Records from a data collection
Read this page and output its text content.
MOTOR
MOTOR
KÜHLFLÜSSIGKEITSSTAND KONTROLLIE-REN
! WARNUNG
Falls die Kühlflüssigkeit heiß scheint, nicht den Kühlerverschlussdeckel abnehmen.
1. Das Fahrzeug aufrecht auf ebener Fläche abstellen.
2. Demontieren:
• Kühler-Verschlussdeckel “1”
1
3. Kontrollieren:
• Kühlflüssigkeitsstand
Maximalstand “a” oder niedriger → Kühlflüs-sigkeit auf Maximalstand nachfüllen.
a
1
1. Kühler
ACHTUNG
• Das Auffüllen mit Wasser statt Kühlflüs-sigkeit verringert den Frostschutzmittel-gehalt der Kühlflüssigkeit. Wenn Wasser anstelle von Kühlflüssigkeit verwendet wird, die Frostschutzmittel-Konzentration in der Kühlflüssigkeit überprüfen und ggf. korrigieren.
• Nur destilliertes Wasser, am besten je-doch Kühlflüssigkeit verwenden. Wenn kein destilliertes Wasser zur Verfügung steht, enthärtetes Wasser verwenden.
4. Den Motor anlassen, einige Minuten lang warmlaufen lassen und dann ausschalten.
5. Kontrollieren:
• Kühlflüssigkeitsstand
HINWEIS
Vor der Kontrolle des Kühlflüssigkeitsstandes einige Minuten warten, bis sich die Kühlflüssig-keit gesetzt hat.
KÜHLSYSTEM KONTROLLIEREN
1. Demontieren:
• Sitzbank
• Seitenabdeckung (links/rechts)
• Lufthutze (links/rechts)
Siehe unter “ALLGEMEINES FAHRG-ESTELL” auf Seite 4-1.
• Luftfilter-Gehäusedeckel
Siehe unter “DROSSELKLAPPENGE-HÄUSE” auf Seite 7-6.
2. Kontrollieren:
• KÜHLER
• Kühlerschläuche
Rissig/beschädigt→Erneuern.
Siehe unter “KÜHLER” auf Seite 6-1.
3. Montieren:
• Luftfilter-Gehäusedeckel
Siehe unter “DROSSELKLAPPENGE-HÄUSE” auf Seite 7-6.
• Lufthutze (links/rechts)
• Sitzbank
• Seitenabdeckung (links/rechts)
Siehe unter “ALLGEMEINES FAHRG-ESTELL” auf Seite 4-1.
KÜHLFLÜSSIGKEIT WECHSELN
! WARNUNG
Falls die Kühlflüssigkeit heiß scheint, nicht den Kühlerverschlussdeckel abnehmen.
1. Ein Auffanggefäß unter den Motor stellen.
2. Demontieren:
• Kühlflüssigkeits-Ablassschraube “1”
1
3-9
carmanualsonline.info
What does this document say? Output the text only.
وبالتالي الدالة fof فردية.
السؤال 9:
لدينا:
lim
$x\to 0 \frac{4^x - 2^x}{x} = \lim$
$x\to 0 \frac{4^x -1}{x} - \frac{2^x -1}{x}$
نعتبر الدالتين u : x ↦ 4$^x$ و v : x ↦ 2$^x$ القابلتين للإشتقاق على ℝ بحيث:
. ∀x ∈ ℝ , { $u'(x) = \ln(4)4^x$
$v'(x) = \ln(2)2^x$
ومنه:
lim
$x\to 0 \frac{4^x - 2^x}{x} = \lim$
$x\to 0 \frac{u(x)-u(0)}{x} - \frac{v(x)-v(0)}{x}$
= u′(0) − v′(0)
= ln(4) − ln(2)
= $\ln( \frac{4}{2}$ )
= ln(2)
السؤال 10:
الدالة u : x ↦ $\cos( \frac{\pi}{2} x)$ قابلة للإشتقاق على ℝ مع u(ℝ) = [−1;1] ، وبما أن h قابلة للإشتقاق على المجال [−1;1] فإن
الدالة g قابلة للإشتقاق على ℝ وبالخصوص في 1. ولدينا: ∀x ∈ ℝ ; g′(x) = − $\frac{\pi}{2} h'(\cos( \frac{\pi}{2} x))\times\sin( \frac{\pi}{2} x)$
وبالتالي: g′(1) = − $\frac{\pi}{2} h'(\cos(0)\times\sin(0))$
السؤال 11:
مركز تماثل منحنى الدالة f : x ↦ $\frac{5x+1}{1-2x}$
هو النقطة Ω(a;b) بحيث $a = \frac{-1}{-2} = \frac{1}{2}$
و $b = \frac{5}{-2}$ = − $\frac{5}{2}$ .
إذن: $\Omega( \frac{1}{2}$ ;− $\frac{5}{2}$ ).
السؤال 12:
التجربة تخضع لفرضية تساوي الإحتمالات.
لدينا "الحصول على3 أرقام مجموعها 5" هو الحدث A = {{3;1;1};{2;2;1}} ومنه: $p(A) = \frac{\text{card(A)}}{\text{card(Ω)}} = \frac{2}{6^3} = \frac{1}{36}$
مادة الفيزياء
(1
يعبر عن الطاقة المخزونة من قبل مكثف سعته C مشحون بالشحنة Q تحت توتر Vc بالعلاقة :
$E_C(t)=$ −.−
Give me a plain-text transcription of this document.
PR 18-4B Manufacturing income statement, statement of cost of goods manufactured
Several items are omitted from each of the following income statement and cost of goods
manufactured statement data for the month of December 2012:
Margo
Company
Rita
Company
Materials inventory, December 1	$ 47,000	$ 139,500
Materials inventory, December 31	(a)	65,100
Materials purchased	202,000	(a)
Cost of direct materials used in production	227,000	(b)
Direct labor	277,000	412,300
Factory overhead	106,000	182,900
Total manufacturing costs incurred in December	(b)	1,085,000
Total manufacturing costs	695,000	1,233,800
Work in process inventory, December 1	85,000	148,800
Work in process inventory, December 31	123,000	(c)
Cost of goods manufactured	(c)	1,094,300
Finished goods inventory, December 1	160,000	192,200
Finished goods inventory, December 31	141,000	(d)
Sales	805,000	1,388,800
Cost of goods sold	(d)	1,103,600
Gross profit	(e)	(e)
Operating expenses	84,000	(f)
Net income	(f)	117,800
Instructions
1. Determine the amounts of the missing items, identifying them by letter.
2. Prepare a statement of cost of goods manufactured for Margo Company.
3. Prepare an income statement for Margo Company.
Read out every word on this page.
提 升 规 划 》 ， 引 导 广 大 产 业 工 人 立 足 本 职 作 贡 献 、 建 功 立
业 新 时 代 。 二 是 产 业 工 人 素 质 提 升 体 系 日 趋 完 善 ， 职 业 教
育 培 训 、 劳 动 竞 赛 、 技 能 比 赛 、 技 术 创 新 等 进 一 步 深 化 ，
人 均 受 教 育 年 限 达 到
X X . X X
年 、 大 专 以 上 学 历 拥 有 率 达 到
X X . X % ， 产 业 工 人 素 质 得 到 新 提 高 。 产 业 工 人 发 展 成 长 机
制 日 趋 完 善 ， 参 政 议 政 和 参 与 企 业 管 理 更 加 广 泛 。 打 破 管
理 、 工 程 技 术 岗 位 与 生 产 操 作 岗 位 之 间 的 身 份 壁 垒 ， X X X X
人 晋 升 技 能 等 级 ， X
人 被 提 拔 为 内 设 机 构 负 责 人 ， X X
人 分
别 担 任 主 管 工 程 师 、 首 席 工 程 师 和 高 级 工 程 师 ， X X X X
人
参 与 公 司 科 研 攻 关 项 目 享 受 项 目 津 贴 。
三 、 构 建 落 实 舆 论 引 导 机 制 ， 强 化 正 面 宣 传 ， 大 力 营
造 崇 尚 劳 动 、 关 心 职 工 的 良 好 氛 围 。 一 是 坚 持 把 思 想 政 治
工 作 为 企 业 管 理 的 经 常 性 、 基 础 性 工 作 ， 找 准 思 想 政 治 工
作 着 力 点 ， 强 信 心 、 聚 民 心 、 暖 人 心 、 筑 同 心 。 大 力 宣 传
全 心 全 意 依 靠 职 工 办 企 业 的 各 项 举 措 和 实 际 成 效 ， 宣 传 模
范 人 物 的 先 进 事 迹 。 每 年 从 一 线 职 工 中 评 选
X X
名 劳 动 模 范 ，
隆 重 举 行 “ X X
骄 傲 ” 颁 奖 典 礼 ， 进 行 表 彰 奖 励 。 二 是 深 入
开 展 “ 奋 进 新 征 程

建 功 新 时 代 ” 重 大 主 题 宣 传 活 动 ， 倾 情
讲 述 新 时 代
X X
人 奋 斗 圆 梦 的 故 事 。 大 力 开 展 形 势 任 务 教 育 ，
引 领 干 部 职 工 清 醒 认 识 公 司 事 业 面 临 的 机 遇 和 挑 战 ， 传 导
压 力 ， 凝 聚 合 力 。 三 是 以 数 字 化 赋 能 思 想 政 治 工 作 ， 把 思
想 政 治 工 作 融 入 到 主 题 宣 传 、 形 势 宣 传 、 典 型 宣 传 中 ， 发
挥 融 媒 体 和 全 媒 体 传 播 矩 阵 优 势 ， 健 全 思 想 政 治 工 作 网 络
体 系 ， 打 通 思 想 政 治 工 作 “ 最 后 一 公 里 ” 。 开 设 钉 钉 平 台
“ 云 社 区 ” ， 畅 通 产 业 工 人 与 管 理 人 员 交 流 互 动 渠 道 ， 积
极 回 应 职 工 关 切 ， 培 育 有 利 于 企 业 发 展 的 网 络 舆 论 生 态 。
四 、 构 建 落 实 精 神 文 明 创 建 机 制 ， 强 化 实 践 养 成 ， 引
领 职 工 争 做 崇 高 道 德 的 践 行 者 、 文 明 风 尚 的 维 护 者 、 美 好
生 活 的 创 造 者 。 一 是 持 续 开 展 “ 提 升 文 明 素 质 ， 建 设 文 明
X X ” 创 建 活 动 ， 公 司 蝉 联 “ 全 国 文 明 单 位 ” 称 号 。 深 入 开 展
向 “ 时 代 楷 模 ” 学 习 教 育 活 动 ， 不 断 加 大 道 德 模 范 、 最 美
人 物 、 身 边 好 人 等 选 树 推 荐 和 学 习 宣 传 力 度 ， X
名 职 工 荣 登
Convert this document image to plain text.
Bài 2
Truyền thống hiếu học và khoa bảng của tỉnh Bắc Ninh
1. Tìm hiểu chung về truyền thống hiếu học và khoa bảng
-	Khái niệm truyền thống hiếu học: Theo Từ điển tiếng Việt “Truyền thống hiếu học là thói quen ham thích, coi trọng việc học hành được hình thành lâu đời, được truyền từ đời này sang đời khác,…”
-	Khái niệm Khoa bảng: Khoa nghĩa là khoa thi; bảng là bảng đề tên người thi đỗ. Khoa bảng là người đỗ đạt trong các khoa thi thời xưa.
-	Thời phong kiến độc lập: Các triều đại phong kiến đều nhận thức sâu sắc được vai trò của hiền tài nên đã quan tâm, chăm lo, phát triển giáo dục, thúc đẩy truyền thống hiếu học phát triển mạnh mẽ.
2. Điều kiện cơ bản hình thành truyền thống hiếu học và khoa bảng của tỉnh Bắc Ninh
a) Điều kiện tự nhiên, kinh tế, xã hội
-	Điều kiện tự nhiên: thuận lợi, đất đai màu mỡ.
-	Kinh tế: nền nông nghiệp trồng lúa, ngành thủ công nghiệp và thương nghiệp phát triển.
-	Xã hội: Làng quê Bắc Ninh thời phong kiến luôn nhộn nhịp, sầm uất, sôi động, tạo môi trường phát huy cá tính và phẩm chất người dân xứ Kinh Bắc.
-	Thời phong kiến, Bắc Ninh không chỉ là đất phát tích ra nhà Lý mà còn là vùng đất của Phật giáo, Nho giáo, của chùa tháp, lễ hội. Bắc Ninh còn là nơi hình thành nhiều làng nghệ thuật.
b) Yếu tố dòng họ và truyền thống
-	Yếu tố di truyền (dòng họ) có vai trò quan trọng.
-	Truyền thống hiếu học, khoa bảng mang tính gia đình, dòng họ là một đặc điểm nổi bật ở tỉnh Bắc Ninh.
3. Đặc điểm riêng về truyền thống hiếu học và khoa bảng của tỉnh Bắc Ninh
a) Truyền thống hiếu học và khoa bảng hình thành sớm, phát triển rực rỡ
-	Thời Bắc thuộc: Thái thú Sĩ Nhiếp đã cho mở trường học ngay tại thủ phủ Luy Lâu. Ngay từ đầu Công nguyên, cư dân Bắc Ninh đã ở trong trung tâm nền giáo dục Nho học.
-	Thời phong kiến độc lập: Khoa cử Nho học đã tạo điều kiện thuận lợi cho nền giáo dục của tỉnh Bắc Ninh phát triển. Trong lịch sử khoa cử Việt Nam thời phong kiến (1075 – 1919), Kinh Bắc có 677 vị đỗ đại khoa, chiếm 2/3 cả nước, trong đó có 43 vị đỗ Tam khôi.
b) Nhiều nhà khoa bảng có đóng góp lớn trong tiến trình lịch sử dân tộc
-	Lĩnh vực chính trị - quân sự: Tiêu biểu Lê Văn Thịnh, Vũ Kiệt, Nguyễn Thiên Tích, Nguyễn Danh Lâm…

PROBLEM DESCRIPTION
Where a line of the records above holds the word "Total", copy that line.

SOLUTION FOR THIS PROBLEM
Total manufacturing costs incurred in December	(b)	1,085,000
Total manufacturing costs	695,000	1,233,800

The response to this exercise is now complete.